» **DATASET EXTRACT**

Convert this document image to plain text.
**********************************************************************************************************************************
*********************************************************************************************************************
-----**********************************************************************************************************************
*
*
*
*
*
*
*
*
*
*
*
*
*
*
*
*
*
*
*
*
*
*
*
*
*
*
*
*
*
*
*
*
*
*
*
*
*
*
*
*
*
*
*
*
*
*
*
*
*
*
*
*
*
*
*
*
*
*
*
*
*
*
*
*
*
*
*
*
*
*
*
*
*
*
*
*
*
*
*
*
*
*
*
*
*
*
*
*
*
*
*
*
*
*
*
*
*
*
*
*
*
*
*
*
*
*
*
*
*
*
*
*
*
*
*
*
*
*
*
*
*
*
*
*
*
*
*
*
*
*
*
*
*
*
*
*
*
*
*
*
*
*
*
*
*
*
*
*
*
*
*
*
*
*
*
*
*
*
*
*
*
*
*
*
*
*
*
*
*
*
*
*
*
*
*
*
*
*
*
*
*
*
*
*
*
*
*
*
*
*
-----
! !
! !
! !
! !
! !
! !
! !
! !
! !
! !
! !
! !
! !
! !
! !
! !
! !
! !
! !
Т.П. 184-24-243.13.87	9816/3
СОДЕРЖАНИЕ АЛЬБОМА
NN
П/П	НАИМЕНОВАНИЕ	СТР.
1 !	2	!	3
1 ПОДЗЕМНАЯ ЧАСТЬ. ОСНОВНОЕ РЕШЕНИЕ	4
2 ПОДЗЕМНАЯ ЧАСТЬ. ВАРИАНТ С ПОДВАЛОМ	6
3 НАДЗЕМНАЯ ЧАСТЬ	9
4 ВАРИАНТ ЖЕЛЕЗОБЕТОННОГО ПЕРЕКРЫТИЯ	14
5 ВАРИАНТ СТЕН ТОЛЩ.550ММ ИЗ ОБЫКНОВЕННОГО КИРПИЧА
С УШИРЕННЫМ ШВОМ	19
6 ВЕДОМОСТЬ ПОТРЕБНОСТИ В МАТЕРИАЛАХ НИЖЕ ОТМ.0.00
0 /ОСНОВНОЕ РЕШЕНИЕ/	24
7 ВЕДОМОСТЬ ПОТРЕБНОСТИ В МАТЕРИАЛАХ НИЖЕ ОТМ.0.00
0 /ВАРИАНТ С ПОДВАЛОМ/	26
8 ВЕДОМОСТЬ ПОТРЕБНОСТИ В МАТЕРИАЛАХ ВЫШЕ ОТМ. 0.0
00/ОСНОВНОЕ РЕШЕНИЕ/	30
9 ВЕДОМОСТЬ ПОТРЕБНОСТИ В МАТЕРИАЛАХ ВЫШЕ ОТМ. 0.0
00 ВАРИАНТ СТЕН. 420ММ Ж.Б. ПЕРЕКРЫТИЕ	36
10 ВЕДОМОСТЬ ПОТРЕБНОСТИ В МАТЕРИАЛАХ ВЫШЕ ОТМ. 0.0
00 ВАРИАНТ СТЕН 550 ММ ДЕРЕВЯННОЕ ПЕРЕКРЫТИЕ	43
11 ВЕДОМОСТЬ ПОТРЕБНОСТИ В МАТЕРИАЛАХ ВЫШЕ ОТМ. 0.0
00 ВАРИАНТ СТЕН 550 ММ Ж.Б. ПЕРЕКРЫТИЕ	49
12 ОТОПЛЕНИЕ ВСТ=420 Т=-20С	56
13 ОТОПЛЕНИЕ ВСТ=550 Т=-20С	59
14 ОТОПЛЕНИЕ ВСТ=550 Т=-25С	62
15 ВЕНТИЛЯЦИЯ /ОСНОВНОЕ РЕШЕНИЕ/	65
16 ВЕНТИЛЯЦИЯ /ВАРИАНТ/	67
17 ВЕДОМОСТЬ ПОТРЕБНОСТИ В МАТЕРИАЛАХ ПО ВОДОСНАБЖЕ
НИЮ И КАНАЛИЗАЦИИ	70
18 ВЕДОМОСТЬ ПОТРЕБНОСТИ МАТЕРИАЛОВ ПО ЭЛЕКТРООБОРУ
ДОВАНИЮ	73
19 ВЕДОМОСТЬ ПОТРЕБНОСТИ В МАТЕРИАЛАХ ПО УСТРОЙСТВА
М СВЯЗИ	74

» **WRITTEN TASK**
Copy out the material word for word and line for line.

» **EXERCISE OUTPUT**
Convert this document image to plain text.
**********************************************************************************************************************************
*********************************************************************************************************************
-----**********************************************************************************************************************
*
*
*
*
*
*
*
*
*
*
*
*
*
*
*
*
*
*
*
*
*
*
*
*
*
*
*
*
*
*
*
*
*
*
*
*
*
*
*
*
*
*
*
*
*
*
*
*
*
*
*
*
*
*
*
*
*
*
*
*
*
*
*
*
*
*
*
*
*
*
*
*
*
*
*
*
*
*
*
*
*
*
*
*
*
*
*
*
*
*
*
*
*
*
*
*
*
*
*
*
*
*
*
*
*
*
*
*
*
*
*
*
*
*
*
*
*
*
*
*
*
*
*
*
*
*
*
*
*
*
*
*
*
*
*
*
*
*
*
*
*
*
*
*
*
*
*
*
*
*
*
*
*
*
*
*
*
*
*
*
*
*
*
*
*
*
*
*
*
*
*
*
*
*
*
*
*
*
*
*
*
*
*
*
*
*
*
*
*
*
-----
! !
! !
! !
! !
! !
! !
! !
! !
! !
! !
! !
! !
! !
! !
! !
! !
! !
! !
! !
Т.П. 184-24-243.13.87	9816/3
СОДЕРЖАНИЕ АЛЬБОМА
NN
П/П	НАИМЕНОВАНИЕ	СТР.
1 !	2	!	3
1 ПОДЗЕМНАЯ ЧАСТЬ. ОСНОВНОЕ РЕШЕНИЕ	4
2 ПОДЗЕМНАЯ ЧАСТЬ. ВАРИАНТ С ПОДВАЛОМ	6
3 НАДЗЕМНАЯ ЧАСТЬ	9
4 ВАРИАНТ ЖЕЛЕЗОБЕТОННОГО ПЕРЕКРЫТИЯ	14
5 ВАРИАНТ СТЕН ТОЛЩ.550ММ ИЗ ОБЫКНОВЕННОГО КИРПИЧА
С УШИРЕННЫМ ШВОМ	19
6 ВЕДОМОСТЬ ПОТРЕБНОСТИ В МАТЕРИАЛАХ НИЖЕ ОТМ.0.00
0 /ОСНОВНОЕ РЕШЕНИЕ/	24
7 ВЕДОМОСТЬ ПОТРЕБНОСТИ В МАТЕРИАЛАХ НИЖЕ ОТМ.0.00
0 /ВАРИАНТ С ПОДВАЛОМ/	26
8 ВЕДОМОСТЬ ПОТРЕБНОСТИ В МАТЕРИАЛАХ ВЫШЕ ОТМ. 0.0
00/ОСНОВНОЕ РЕШЕНИЕ/	30
9 ВЕДОМОСТЬ ПОТРЕБНОСТИ В МАТЕРИАЛАХ ВЫШЕ ОТМ. 0.0
00 ВАРИАНТ СТЕН. 420ММ Ж.Б. ПЕРЕКРЫТИЕ	36
10 ВЕДОМОСТЬ ПОТРЕБНОСТИ В МАТЕРИАЛАХ ВЫШЕ ОТМ. 0.0
00 ВАРИАНТ СТЕН 550 ММ ДЕРЕВЯННОЕ ПЕРЕКРЫТИЕ	43
11 ВЕДОМОСТЬ ПОТРЕБНОСТИ В МАТЕРИАЛАХ ВЫШЕ ОТМ. 0.0
00 ВАРИАНТ СТЕН 550 ММ Ж.Б. ПЕРЕКРЫТИЕ	49
12 ОТОПЛЕНИЕ ВСТ=420 Т=-20С	56
13 ОТОПЛЕНИЕ ВСТ=550 Т=-20С	59
14 ОТОПЛЕНИЕ ВСТ=550 Т=-25С	62
15 ВЕНТИЛЯЦИЯ /ОСНОВНОЕ РЕШЕНИЕ/	65
16 ВЕНТИЛЯЦИЯ /ВАРИАНТ/	67
17 ВЕДОМОСТЬ ПОТРЕБНОСТИ В МАТЕРИАЛАХ ПО ВОДОСНАБЖЕ
НИЮ И КАНАЛИЗАЦИИ	70
18 ВЕДОМОСТЬ ПОТРЕБНОСТИ МАТЕРИАЛОВ ПО ЭЛЕКТРООБОРУ
ДОВАНИЮ	73
19 ВЕДОМОСТЬ ПОТРЕБНОСТИ В МАТЕРИАЛАХ ПО УСТРОЙСТВА
М СВЯЗИ	74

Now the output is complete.